▸ Source material
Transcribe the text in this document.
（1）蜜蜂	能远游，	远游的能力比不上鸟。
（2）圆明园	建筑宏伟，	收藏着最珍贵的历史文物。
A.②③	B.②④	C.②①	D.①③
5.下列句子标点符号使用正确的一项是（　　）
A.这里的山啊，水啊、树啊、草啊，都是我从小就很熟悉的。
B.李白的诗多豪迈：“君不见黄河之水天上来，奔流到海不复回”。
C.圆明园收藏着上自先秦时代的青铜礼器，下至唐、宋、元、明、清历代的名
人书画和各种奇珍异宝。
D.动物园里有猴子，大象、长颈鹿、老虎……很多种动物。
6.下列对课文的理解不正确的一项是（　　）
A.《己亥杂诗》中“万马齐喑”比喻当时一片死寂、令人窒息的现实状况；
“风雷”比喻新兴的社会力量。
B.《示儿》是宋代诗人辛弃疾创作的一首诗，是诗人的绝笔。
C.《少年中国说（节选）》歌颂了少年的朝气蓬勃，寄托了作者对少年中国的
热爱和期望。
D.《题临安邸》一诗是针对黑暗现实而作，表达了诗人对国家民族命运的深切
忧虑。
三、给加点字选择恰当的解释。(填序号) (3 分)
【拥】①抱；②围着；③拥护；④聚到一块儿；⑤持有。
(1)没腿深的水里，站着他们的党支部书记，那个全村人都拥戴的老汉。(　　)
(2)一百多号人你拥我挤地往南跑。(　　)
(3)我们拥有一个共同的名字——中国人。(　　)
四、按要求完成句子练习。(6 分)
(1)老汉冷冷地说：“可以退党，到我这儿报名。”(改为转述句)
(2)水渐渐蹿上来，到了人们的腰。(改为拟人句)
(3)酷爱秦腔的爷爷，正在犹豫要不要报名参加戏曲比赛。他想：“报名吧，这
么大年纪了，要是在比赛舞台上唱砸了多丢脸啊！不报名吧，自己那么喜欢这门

▸ The request
Set all of the records down again, exactly as they stand.

▸ Final result
Transcribe the text in this document.
（1）蜜蜂	能远游，	远游的能力比不上鸟。
（2）圆明园	建筑宏伟，	收藏着最珍贵的历史文物。
A.②③	B.②④	C.②①	D.①③
5.下列句子标点符号使用正确的一项是（　　）
A.这里的山啊，水啊、树啊、草啊，都是我从小就很熟悉的。
B.李白的诗多豪迈：“君不见黄河之水天上来，奔流到海不复回”。
C.圆明园收藏着上自先秦时代的青铜礼器，下至唐、宋、元、明、清历代的名
人书画和各种奇珍异宝。
D.动物园里有猴子，大象、长颈鹿、老虎……很多种动物。
6.下列对课文的理解不正确的一项是（　　）
A.《己亥杂诗》中“万马齐喑”比喻当时一片死寂、令人窒息的现实状况；
“风雷”比喻新兴的社会力量。
B.《示儿》是宋代诗人辛弃疾创作的一首诗，是诗人的绝笔。
C.《少年中国说（节选）》歌颂了少年的朝气蓬勃，寄托了作者对少年中国的
热爱和期望。
D.《题临安邸》一诗是针对黑暗现实而作，表达了诗人对国家民族命运的深切
忧虑。
三、给加点字选择恰当的解释。(填序号) (3 分)
【拥】①抱；②围着；③拥护；④聚到一块儿；⑤持有。
(1)没腿深的水里，站着他们的党支部书记，那个全村人都拥戴的老汉。(　　)
(2)一百多号人你拥我挤地往南跑。(　　)
(3)我们拥有一个共同的名字——中国人。(　　)
四、按要求完成句子练习。(6 分)
(1)老汉冷冷地说：“可以退党，到我这儿报名。”(改为转述句)
(2)水渐渐蹿上来，到了人们的腰。(改为拟人句)
(3)酷爱秦腔的爷爷，正在犹豫要不要报名参加戏曲比赛。他想：“报名吧，这
么大年纪了，要是在比赛舞台上唱砸了多丢脸啊！不报名吧，自己那么喜欢这门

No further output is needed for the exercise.